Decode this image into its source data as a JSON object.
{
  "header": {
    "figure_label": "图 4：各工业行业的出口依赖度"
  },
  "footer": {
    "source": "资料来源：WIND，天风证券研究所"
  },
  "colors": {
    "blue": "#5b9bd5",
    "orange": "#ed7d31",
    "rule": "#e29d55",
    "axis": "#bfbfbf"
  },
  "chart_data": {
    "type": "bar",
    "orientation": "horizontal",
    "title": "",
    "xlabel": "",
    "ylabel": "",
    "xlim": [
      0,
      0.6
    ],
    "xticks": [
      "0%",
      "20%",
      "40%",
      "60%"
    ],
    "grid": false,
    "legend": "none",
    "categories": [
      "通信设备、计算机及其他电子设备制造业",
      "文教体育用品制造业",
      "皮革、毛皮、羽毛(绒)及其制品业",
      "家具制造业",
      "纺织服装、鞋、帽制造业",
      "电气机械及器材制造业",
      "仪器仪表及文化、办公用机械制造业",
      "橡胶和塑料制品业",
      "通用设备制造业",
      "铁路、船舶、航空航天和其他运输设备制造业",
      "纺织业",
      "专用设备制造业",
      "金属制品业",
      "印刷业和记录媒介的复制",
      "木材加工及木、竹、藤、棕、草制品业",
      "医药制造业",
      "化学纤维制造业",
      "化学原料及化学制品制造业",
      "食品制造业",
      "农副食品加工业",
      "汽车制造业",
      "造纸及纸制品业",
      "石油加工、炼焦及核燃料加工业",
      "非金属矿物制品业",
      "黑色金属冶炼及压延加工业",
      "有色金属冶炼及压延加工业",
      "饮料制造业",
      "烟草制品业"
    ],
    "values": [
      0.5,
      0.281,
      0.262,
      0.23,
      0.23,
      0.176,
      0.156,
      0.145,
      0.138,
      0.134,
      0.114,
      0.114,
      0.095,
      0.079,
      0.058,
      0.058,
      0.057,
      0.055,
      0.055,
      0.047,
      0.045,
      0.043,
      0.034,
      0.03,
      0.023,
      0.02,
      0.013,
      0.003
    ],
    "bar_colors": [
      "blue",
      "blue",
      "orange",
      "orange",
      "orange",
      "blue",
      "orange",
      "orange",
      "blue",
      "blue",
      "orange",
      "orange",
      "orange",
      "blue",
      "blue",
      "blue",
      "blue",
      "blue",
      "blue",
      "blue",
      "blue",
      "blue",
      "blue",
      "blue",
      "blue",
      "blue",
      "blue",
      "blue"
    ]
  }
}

=== EXERCISE ===
Return all of the entries word for word.

=== FINAL RESULT ===
Decode this image into its source data as a JSON object.
{
  "header": {
    "figure_label": "图 4：各工业行业的出口依赖度"
  },
  "footer": {
    "source": "资料来源：WIND，天风证券研究所"
  },
  "colors": {
    "blue": "#5b9bd5",
    "orange": "#ed7d31",
    "rule": "#e29d55",
    "axis": "#bfbfbf"
  },
  "chart_data": {
    "type": "bar",
    "orientation": "horizontal",
    "title": "",
    "xlabel": "",
    "ylabel": "",
    "xlim": [
      0,
      0.6
    ],
    "xticks": [
      "0%",
      "20%",
      "40%",
      "60%"
    ],
    "grid": false,
    "legend": "none",
    "categories": [
      "通信设备、计算机及其他电子设备制造业",
      "文教体育用品制造业",
      "皮革、毛皮、羽毛(绒)及其制品业",
      "家具制造业",
      "纺织服装、鞋、帽制造业",
      "电气机械及器材制造业",
      "仪器仪表及文化、办公用机械制造业",
      "橡胶和塑料制品业",
      "通用设备制造业",
      "铁路、船舶、航空航天和其他运输设备制造业",
      "纺织业",
      "专用设备制造业",
      "金属制品业",
      "印刷业和记录媒介的复制",
      "木材加工及木、竹、藤、棕、草制品业",
      "医药制造业",
      "化学纤维制造业",
      "化学原料及化学制品制造业",
      "食品制造业",
      "农副食品加工业",
      "汽车制造业",
      "造纸及纸制品业",
      "石油加工、炼焦及核燃料加工业",
      "非金属矿物制品业",
      "黑色金属冶炼及压延加工业",
      "有色金属冶炼及压延加工业",
      "饮料制造业",
      "烟草制品业"
    ],
    "values": [
      0.5,
      0.281,
      0.262,
      0.23,
      0.23,
      0.176,
      0.156,
      0.145,
      0.138,
      0.134,
      0.114,
      0.114,
      0.095,
      0.079,
      0.058,
      0.058,
      0.057,
      0.055,
      0.055,
      0.047,
      0.045,
      0.043,
      0.034,
      0.03,
      0.023,
      0.02,
      0.013,
      0.003
    ],
    "bar_colors": [
      "blue",
      "blue",
      "orange",
      "orange",
      "orange",
      "blue",
      "orange",
      "orange",
      "blue",
      "blue",
      "orange",
      "orange",
      "orange",
      "blue",
      "blue",
      "blue",
      "blue",
      "blue",
      "blue",
      "blue",
      "blue",
      "blue",
      "blue",
      "blue",
      "blue",
      "blue",
      "blue",
      "blue"
    ]
  }
}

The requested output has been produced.